» **Problem to solve**
Return the listing word for word, as given.

★ ★ ★ ★ ★ ★ ★

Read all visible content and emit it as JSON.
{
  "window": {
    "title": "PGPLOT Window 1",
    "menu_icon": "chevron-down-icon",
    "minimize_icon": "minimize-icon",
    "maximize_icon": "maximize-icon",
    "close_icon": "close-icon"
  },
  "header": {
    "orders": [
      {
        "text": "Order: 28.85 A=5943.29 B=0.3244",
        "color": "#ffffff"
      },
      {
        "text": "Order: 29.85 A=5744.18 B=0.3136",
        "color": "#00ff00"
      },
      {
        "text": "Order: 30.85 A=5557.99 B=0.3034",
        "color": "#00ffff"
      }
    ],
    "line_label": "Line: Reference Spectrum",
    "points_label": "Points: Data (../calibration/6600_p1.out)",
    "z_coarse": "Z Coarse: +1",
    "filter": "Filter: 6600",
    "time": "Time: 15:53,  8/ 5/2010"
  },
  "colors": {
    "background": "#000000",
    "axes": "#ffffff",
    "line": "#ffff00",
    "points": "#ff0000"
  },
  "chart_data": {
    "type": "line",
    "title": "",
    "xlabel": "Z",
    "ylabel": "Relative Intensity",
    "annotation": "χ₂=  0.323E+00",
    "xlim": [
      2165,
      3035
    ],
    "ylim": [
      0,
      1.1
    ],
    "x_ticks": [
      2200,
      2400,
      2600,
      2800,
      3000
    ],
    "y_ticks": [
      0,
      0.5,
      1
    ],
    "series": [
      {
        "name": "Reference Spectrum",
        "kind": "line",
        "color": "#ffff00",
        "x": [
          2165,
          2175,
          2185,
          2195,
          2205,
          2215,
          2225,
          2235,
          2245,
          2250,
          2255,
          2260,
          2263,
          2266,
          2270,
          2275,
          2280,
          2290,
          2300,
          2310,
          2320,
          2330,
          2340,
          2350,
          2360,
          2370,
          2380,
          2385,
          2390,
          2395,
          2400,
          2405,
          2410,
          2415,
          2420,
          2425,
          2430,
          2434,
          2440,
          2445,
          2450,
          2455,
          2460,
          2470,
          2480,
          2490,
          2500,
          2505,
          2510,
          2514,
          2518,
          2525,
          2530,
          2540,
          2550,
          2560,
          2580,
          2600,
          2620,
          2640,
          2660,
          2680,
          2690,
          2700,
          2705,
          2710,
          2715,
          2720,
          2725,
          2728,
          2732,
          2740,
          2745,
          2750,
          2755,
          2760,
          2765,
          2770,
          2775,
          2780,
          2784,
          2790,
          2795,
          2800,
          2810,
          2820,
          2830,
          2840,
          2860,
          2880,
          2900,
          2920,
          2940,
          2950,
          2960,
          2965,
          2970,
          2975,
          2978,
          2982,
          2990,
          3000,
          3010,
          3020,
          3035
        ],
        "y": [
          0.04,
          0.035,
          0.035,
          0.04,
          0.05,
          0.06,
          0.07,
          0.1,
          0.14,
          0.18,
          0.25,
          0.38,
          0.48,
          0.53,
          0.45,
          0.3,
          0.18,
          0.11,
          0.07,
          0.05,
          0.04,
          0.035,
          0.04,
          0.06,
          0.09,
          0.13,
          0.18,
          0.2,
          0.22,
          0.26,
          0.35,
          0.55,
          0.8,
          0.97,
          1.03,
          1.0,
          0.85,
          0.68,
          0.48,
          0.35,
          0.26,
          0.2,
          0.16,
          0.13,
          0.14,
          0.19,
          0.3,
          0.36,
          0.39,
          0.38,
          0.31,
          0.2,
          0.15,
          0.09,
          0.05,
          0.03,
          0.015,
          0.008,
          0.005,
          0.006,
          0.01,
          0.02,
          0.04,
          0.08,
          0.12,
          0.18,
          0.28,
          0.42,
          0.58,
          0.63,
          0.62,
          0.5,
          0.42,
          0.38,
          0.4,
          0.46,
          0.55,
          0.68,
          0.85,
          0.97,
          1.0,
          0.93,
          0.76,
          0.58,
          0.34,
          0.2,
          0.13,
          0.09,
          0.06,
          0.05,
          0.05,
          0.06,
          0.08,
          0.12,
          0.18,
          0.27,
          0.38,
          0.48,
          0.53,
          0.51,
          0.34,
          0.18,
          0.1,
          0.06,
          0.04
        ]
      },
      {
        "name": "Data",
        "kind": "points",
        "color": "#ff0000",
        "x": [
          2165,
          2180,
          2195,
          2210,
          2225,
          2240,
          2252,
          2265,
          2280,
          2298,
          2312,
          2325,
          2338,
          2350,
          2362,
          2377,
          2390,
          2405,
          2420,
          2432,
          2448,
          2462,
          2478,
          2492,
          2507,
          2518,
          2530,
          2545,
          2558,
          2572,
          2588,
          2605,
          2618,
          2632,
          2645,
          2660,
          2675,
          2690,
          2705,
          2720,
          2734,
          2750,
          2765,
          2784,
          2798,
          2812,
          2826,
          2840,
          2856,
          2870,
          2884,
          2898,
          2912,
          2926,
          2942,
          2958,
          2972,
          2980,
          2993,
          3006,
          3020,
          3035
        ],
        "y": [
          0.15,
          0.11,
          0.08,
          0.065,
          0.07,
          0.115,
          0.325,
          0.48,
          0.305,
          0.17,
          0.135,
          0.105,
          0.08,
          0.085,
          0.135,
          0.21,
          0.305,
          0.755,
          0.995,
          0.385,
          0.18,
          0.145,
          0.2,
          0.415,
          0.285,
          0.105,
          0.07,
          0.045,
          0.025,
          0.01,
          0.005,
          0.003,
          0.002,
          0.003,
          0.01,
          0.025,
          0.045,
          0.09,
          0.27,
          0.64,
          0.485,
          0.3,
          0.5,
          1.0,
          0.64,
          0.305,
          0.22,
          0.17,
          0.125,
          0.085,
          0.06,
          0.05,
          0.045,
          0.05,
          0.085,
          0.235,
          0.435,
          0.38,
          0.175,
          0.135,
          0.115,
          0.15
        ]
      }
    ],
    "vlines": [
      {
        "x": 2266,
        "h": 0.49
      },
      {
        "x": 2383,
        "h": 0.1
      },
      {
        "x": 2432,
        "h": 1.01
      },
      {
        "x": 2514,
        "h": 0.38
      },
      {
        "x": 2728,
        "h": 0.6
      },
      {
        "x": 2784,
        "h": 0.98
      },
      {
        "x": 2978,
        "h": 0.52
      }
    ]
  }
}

★ ★ ★ ★ ★ ★ ★

» **The completed task**
Read all visible content and emit it as JSON.
{
  "window": {
    "title": "PGPLOT Window 1",
    "menu_icon": "chevron-down-icon",
    "minimize_icon": "minimize-icon",
    "maximize_icon": "maximize-icon",
    "close_icon": "close-icon"
  },
  "header": {
    "orders": [
      {
        "text": "Order: 28.85 A=5943.29 B=0.3244",
        "color": "#ffffff"
      },
      {
        "text": "Order: 29.85 A=5744.18 B=0.3136",
        "color": "#00ff00"
      },
      {
        "text": "Order: 30.85 A=5557.99 B=0.3034",
        "color": "#00ffff"
      }
    ],
    "line_label": "Line: Reference Spectrum",
    "points_label": "Points: Data (../calibration/6600_p1.out)",
    "z_coarse": "Z Coarse: +1",
    "filter": "Filter: 6600",
    "time": "Time: 15:53,  8/ 5/2010"
  },
  "colors": {
    "background": "#000000",
    "axes": "#ffffff",
    "line": "#ffff00",
    "points": "#ff0000"
  },
  "chart_data": {
    "type": "line",
    "title": "",
    "xlabel": "Z",
    "ylabel": "Relative Intensity",
    "annotation": "χ₂=  0.323E+00",
    "xlim": [
      2165,
      3035
    ],
    "ylim": [
      0,
      1.1
    ],
    "x_ticks": [
      2200,
      2400,
      2600,
      2800,
      3000
    ],
    "y_ticks": [
      0,
      0.5,
      1
    ],
    "series": [
      {
        "name": "Reference Spectrum",
        "kind": "line",
        "color": "#ffff00",
        "x": [
          2165,
          2175,
          2185,
          2195,
          2205,
          2215,
          2225,
          2235,
          2245,
          2250,
          2255,
          2260,
          2263,
          2266,
          2270,
          2275,
          2280,
          2290,
          2300,
          2310,
          2320,
          2330,
          2340,
          2350,
          2360,
          2370,
          2380,
          2385,
          2390,
          2395,
          2400,
          2405,
          2410,
          2415,
          2420,
          2425,
          2430,
          2434,
          2440,
          2445,
          2450,
          2455,
          2460,
          2470,
          2480,
          2490,
          2500,
          2505,
          2510,
          2514,
          2518,
          2525,
          2530,
          2540,
          2550,
          2560,
          2580,
          2600,
          2620,
          2640,
          2660,
          2680,
          2690,
          2700,
          2705,
          2710,
          2715,
          2720,
          2725,
          2728,
          2732,
          2740,
          2745,
          2750,
          2755,
          2760,
          2765,
          2770,
          2775,
          2780,
          2784,
          2790,
          2795,
          2800,
          2810,
          2820,
          2830,
          2840,
          2860,
          2880,
          2900,
          2920,
          2940,
          2950,
          2960,
          2965,
          2970,
          2975,
          2978,
          2982,
          2990,
          3000,
          3010,
          3020,
          3035
        ],
        "y": [
          0.04,
          0.035,
          0.035,
          0.04,
          0.05,
          0.06,
          0.07,
          0.1,
          0.14,
          0.18,
          0.25,
          0.38,
          0.48,
          0.53,
          0.45,
          0.3,
          0.18,
          0.11,
          0.07,
          0.05,
          0.04,
          0.035,
          0.04,
          0.06,
          0.09,
          0.13,
          0.18,
          0.2,
          0.22,
          0.26,
          0.35,
          0.55,
          0.8,
          0.97,
          1.03,
          1.0,
          0.85,
          0.68,
          0.48,
          0.35,
          0.26,
          0.2,
          0.16,
          0.13,
          0.14,
          0.19,
          0.3,
          0.36,
          0.39,
          0.38,
          0.31,
          0.2,
          0.15,
          0.09,
          0.05,
          0.03,
          0.015,
          0.008,
          0.005,
          0.006,
          0.01,
          0.02,
          0.04,
          0.08,
          0.12,
          0.18,
          0.28,
          0.42,
          0.58,
          0.63,
          0.62,
          0.5,
          0.42,
          0.38,
          0.4,
          0.46,
          0.55,
          0.68,
          0.85,
          0.97,
          1.0,
          0.93,
          0.76,
          0.58,
          0.34,
          0.2,
          0.13,
          0.09,
          0.06,
          0.05,
          0.05,
          0.06,
          0.08,
          0.12,
          0.18,
          0.27,
          0.38,
          0.48,
          0.53,
          0.51,
          0.34,
          0.18,
          0.1,
          0.06,
          0.04
        ]
      },
      {
        "name": "Data",
        "kind": "points",
        "color": "#ff0000",
        "x": [
          2165,
          2180,
          2195,
          2210,
          2225,
          2240,
          2252,
          2265,
          2280,
          2298,
          2312,
          2325,
          2338,
          2350,
          2362,
          2377,
          2390,
          2405,
          2420,
          2432,
          2448,
          2462,
          2478,
          2492,
          2507,
          2518,
          2530,
          2545,
          2558,
          2572,
          2588,
          2605,
          2618,
          2632,
          2645,
          2660,
          2675,
          2690,
          2705,
          2720,
          2734,
          2750,
          2765,
          2784,
          2798,
          2812,
          2826,
          2840,
          2856,
          2870,
          2884,
          2898,
          2912,
          2926,
          2942,
          2958,
          2972,
          2980,
          2993,
          3006,
          3020,
          3035
        ],
        "y": [
          0.15,
          0.11,
          0.08,
          0.065,
          0.07,
          0.115,
          0.325,
          0.48,
          0.305,
          0.17,
          0.135,
          0.105,
          0.08,
          0.085,
          0.135,
          0.21,
          0.305,
          0.755,
          0.995,
          0.385,
          0.18,
          0.145,
          0.2,
          0.415,
          0.285,
          0.105,
          0.07,
          0.045,
          0.025,
          0.01,
          0.005,
          0.003,
          0.002,
          0.003,
          0.01,
          0.025,
          0.045,
          0.09,
          0.27,
          0.64,
          0.485,
          0.3,
          0.5,
          1.0,
          0.64,
          0.305,
          0.22,
          0.17,
          0.125,
          0.085,
          0.06,
          0.05,
          0.045,
          0.05,
          0.085,
          0.235,
          0.435,
          0.38,
          0.175,
          0.135,
          0.115,
          0.15
        ]
      }
    ],
    "vlines": [
      {
        "x": 2266,
        "h": 0.49
      },
      {
        "x": 2383,
        "h": 0.1
      },
      {
        "x": 2432,
        "h": 1.01
      },
      {
        "x": 2514,
        "h": 0.38
      },
      {
        "x": 2728,
        "h": 0.6
      },
      {
        "x": 2784,
        "h": 0.98
      },
      {
        "x": 2978,
        "h": 0.52
      }
    ]
  }
}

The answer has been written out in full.